#### Exercise directions:
Strip the pictures and reproduce the rest of the listing exactly.

#### Data listing:
------------------------
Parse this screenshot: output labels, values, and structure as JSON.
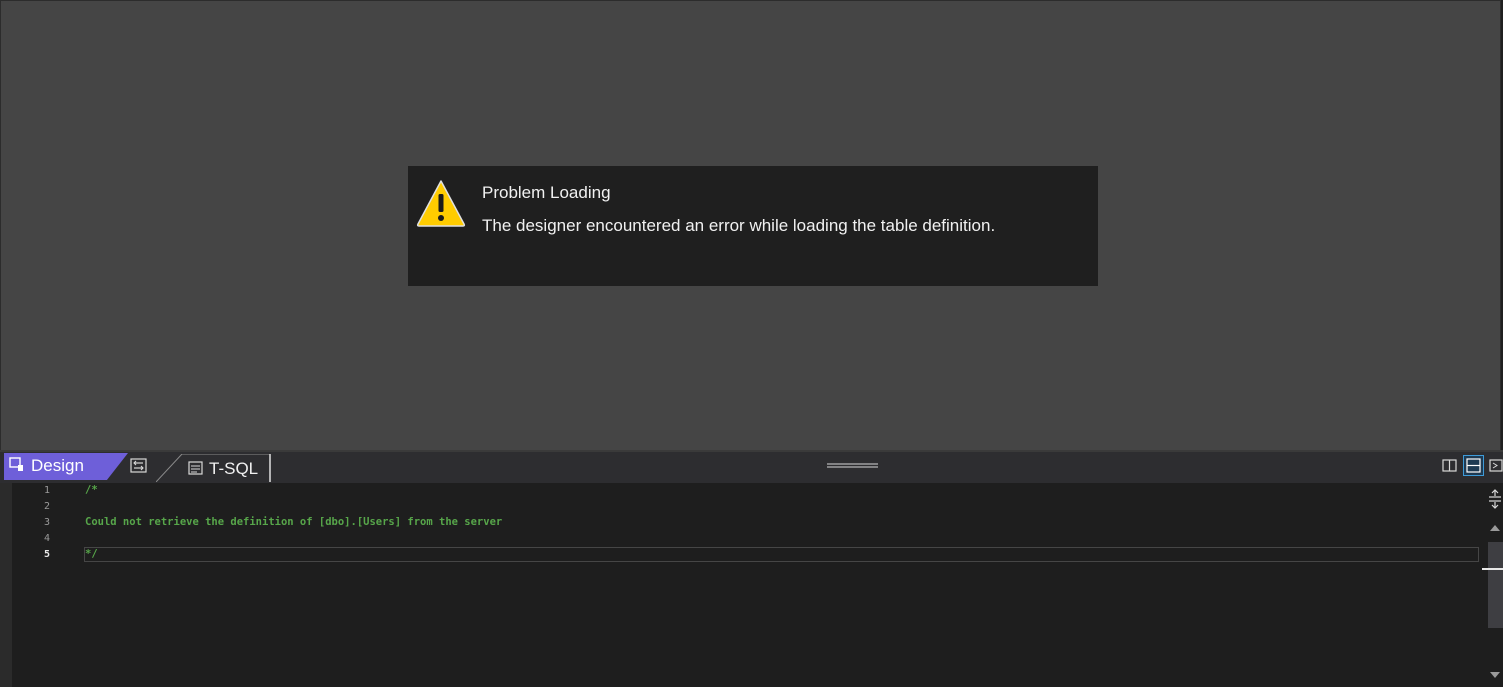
{
  "error": {
    "title": "Problem Loading",
    "message": "The designer encountered an error while loading the table definition."
  },
  "tabs": {
    "design_label": "Design",
    "tsql_label": "T-SQL",
    "active": "Design"
  },
  "editor": {
    "lines": [
      {
        "number": "1",
        "text": "/*"
      },
      {
        "number": "2",
        "text": ""
      },
      {
        "number": "3",
        "text": "Could not retrieve the definition of [dbo].[Users] from the server"
      },
      {
        "number": "4",
        "text": ""
      },
      {
        "number": "5",
        "text": "*/"
      }
    ],
    "current_line": "5"
  },
  "colors": {
    "design_tab_active": "#6e5fd9",
    "comment": "#57a64a",
    "warning": "#ffcc00",
    "layout_active": "#3e9bd8"
  },
  "icons": {
    "warning": "warning-icon",
    "design": "design-icon",
    "swap": "swap-panes-icon",
    "tsql": "sql-script-icon",
    "vertical_split": "vertical-split-icon",
    "horizontal_split": "horizontal-split-icon",
    "collapse": "collapse-pane-icon",
    "scroll_up": "scroll-up-arrow-icon",
    "scroll_down": "scroll-down-arrow-icon",
    "split_editor": "split-editor-icon"
  }
}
------------------------
#### Final answer:
Parse this screenshot: output labels, values, and structure as JSON.
{
  "error": {
    "title": "Problem Loading",
    "message": "The designer encountered an error while loading the table definition."
  },
  "tabs": {
    "design_label": "Design",
    "tsql_label": "T-SQL",
    "active": "Design"
  },
  "editor": {
    "lines": [
      {
        "number": "1",
        "text": "/*"
      },
      {
        "number": "2",
        "text": ""
      },
      {
        "number": "3",
        "text": "Could not retrieve the definition of [dbo].[Users] from the server"
      },
      {
        "number": "4",
        "text": ""
      },
      {
        "number": "5",
        "text": "*/"
      }
    ],
    "current_line": "5"
  },
  "colors": {
    "design_tab_active": "#6e5fd9",
    "comment": "#57a64a",
    "warning": "#ffcc00",
    "layout_active": "#3e9bd8"
  },
  "icons": {
    "warning": "warning-icon",
    "design": "design-icon",
    "swap": "swap-panes-icon",
    "tsql": "sql-script-icon",
    "vertical_split": "vertical-split-icon",
    "horizontal_split": "horizontal-split-icon",
    "collapse": "collapse-pane-icon",
    "scroll_up": "scroll-up-arrow-icon",
    "scroll_down": "scroll-down-arrow-icon",
    "split_editor": "split-editor-icon"
  }
}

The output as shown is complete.